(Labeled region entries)
┄┄┄┄┄┄
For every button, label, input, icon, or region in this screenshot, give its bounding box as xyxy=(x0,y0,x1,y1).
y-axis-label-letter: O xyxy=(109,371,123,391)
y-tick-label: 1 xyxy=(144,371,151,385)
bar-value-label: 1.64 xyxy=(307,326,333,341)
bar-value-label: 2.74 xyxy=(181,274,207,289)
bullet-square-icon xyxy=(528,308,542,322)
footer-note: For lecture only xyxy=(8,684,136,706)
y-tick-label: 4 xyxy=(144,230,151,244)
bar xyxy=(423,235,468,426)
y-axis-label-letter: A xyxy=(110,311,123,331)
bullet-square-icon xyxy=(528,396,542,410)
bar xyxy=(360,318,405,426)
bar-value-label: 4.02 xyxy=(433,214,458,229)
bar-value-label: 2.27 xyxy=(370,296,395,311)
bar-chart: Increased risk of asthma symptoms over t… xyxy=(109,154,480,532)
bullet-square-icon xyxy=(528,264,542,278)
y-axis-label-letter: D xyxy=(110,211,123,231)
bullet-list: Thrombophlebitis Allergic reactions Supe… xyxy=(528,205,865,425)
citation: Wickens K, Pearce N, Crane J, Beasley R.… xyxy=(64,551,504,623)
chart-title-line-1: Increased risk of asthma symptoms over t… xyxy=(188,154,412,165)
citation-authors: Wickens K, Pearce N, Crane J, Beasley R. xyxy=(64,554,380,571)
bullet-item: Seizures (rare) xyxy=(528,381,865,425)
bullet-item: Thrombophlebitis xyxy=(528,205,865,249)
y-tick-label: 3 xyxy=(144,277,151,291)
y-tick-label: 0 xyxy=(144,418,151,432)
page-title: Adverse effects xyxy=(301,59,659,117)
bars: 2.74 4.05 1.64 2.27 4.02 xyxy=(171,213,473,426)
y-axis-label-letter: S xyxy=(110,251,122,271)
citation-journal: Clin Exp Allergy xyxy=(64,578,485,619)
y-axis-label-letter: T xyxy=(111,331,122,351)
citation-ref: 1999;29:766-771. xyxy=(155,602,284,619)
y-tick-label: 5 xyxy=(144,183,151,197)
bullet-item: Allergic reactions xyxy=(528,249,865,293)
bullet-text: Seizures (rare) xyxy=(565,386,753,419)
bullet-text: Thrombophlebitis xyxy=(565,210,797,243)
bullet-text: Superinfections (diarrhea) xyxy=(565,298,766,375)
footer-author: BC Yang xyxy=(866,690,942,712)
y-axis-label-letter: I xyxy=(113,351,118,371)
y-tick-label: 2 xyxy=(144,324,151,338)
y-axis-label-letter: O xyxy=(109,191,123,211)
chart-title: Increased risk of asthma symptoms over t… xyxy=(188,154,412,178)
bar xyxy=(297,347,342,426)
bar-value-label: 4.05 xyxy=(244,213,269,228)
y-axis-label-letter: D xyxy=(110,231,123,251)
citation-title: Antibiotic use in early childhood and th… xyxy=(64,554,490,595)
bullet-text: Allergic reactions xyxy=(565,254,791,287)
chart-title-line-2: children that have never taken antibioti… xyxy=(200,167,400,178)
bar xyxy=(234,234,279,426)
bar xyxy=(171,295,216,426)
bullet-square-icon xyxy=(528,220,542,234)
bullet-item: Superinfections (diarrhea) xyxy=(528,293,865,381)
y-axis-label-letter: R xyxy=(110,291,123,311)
┄┄┄┄┄┄
Your instructions: Could you copy these records verbatim, with every line unchanged?

Complete answer:
For every button, label, input, icon, or region in this screenshot, give its bounding box as xyxy=(x0,y0,x1,y1).
y-axis-label-letter: O xyxy=(109,371,123,391)
y-tick-label: 1 xyxy=(144,371,151,385)
bar-value-label: 1.64 xyxy=(307,326,333,341)
bar-value-label: 2.74 xyxy=(181,274,207,289)
bullet-square-icon xyxy=(528,308,542,322)
footer-note: For lecture only xyxy=(8,684,136,706)
y-tick-label: 4 xyxy=(144,230,151,244)
bar xyxy=(423,235,468,426)
y-axis-label-letter: A xyxy=(110,311,123,331)
bullet-square-icon xyxy=(528,396,542,410)
bar xyxy=(360,318,405,426)
bar-value-label: 4.02 xyxy=(433,214,458,229)
bar-value-label: 2.27 xyxy=(370,296,395,311)
bar-chart: Increased risk of asthma symptoms over t… xyxy=(109,154,480,532)
bullet-square-icon xyxy=(528,264,542,278)
y-axis-label-letter: D xyxy=(110,211,123,231)
bullet-list: Thrombophlebitis Allergic reactions Supe… xyxy=(528,205,865,425)
citation: Wickens K, Pearce N, Crane J, Beasley R.… xyxy=(64,551,504,623)
chart-title-line-1: Increased risk of asthma symptoms over t… xyxy=(188,154,412,165)
citation-authors: Wickens K, Pearce N, Crane J, Beasley R. xyxy=(64,554,380,571)
bullet-item: Seizures (rare) xyxy=(528,381,865,425)
bullet-item: Thrombophlebitis xyxy=(528,205,865,249)
y-tick-label: 3 xyxy=(144,277,151,291)
y-tick-label: 0 xyxy=(144,418,151,432)
page-title: Adverse effects xyxy=(301,59,659,117)
bars: 2.74 4.05 1.64 2.27 4.02 xyxy=(171,213,473,426)
y-axis-label-letter: S xyxy=(110,251,122,271)
citation-journal: Clin Exp Allergy xyxy=(64,578,485,619)
y-axis-label-letter: T xyxy=(111,331,122,351)
citation-ref: 1999;29:766-771. xyxy=(155,602,284,619)
y-tick-label: 5 xyxy=(144,183,151,197)
bullet-item: Allergic reactions xyxy=(528,249,865,293)
bullet-text: Seizures (rare) xyxy=(565,386,753,419)
bullet-text: Thrombophlebitis xyxy=(565,210,797,243)
bullet-text: Superinfections (diarrhea) xyxy=(565,298,766,375)
footer-author: BC Yang xyxy=(866,690,942,712)
y-axis-label-letter: I xyxy=(113,351,118,371)
y-tick-label: 2 xyxy=(144,324,151,338)
y-axis-label-letter: O xyxy=(109,191,123,211)
chart-title: Increased risk of asthma symptoms over t… xyxy=(188,154,412,178)
bar xyxy=(297,347,342,426)
bar-value-label: 4.05 xyxy=(244,213,269,228)
y-axis-label-letter: D xyxy=(110,231,123,251)
citation-title: Antibiotic use in early childhood and th… xyxy=(64,554,490,595)
bullet-text: Allergic reactions xyxy=(565,254,791,287)
chart-title-line-2: children that have never taken antibioti… xyxy=(200,167,400,178)
bar xyxy=(234,234,279,426)
bar xyxy=(171,295,216,426)
bullet-square-icon xyxy=(528,220,542,234)
bullet-item: Superinfections (diarrhea) xyxy=(528,293,865,381)
y-axis-label-letter: R xyxy=(110,291,123,311)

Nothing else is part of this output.